WHAT THE TASK REQUIRES ::
Each record needs to be echoed exactly; can you do that?

DATA FOR THIS EXERCISE ::

· · ·

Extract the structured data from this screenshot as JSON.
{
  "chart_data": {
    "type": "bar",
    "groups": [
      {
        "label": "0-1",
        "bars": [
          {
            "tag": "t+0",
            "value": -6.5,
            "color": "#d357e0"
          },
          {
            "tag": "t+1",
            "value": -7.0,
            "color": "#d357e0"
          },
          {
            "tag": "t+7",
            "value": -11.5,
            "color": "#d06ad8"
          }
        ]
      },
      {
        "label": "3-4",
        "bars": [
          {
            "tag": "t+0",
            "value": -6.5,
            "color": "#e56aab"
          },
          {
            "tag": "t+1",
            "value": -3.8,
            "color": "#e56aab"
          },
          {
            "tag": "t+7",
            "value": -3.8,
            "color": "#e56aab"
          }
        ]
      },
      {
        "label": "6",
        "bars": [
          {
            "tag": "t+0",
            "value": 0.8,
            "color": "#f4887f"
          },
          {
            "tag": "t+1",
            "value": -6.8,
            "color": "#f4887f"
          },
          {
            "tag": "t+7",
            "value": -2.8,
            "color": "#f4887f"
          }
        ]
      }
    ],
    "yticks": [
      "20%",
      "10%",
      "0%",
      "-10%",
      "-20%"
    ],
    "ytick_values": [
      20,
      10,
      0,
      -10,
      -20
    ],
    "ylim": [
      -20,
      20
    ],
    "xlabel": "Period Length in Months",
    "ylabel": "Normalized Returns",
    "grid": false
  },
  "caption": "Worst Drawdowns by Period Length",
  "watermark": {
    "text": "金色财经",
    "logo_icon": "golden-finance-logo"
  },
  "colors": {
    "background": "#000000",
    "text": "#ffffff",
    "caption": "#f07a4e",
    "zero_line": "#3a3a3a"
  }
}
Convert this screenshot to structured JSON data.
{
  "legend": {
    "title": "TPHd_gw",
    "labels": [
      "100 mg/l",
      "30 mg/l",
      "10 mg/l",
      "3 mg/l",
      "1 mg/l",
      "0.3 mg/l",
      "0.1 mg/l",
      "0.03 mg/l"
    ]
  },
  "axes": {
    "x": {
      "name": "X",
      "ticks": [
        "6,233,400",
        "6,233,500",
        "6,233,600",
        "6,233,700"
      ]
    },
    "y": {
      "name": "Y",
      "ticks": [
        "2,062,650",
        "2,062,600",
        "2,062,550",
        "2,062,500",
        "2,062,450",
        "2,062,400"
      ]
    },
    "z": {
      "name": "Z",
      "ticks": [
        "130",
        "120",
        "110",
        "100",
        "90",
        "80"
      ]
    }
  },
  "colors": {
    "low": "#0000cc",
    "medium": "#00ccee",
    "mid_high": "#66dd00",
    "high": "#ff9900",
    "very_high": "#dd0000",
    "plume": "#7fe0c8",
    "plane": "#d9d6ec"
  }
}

· · ·

FINISHED TASK ::
Extract the structured data from this screenshot as JSON.
{
  "chart_data": {
    "type": "bar",
    "groups": [
      {
        "label": "0-1",
        "bars": [
          {
            "tag": "t+0",
            "value": -6.5,
            "color": "#d357e0"
          },
          {
            "tag": "t+1",
            "value": -7.0,
            "color": "#d357e0"
          },
          {
            "tag": "t+7",
            "value": -11.5,
            "color": "#d06ad8"
          }
        ]
      },
      {
        "label": "3-4",
        "bars": [
          {
            "tag": "t+0",
            "value": -6.5,
            "color": "#e56aab"
          },
          {
            "tag": "t+1",
            "value": -3.8,
            "color": "#e56aab"
          },
          {
            "tag": "t+7",
            "value": -3.8,
            "color": "#e56aab"
          }
        ]
      },
      {
        "label": "6",
        "bars": [
          {
            "tag": "t+0",
            "value": 0.8,
            "color": "#f4887f"
          },
          {
            "tag": "t+1",
            "value": -6.8,
            "color": "#f4887f"
          },
          {
            "tag": "t+7",
            "value": -2.8,
            "color": "#f4887f"
          }
        ]
      }
    ],
    "yticks": [
      "20%",
      "10%",
      "0%",
      "-10%",
      "-20%"
    ],
    "ytick_values": [
      20,
      10,
      0,
      -10,
      -20
    ],
    "ylim": [
      -20,
      20
    ],
    "xlabel": "Period Length in Months",
    "ylabel": "Normalized Returns",
    "grid": false
  },
  "caption": "Worst Drawdowns by Period Length",
  "watermark": {
    "text": "金色财经",
    "logo_icon": "golden-finance-logo"
  },
  "colors": {
    "background": "#000000",
    "text": "#ffffff",
    "caption": "#f07a4e",
    "zero_line": "#3a3a3a"
  }
}
Convert this screenshot to structured JSON data.
{
  "legend": {
    "title": "TPHd_gw",
    "labels": [
      "100 mg/l",
      "30 mg/l",
      "10 mg/l",
      "3 mg/l",
      "1 mg/l",
      "0.3 mg/l",
      "0.1 mg/l",
      "0.03 mg/l"
    ]
  },
  "axes": {
    "x": {
      "name": "X",
      "ticks": [
        "6,233,400",
        "6,233,500",
        "6,233,600",
        "6,233,700"
      ]
    },
    "y": {
      "name": "Y",
      "ticks": [
        "2,062,650",
        "2,062,600",
        "2,062,550",
        "2,062,500",
        "2,062,450",
        "2,062,400"
      ]
    },
    "z": {
      "name": "Z",
      "ticks": [
        "130",
        "120",
        "110",
        "100",
        "90",
        "80"
      ]
    }
  },
  "colors": {
    "low": "#0000cc",
    "medium": "#00ccee",
    "mid_high": "#66dd00",
    "high": "#ff9900",
    "very_high": "#dd0000",
    "plume": "#7fe0c8",
    "plane": "#d9d6ec"
  }
}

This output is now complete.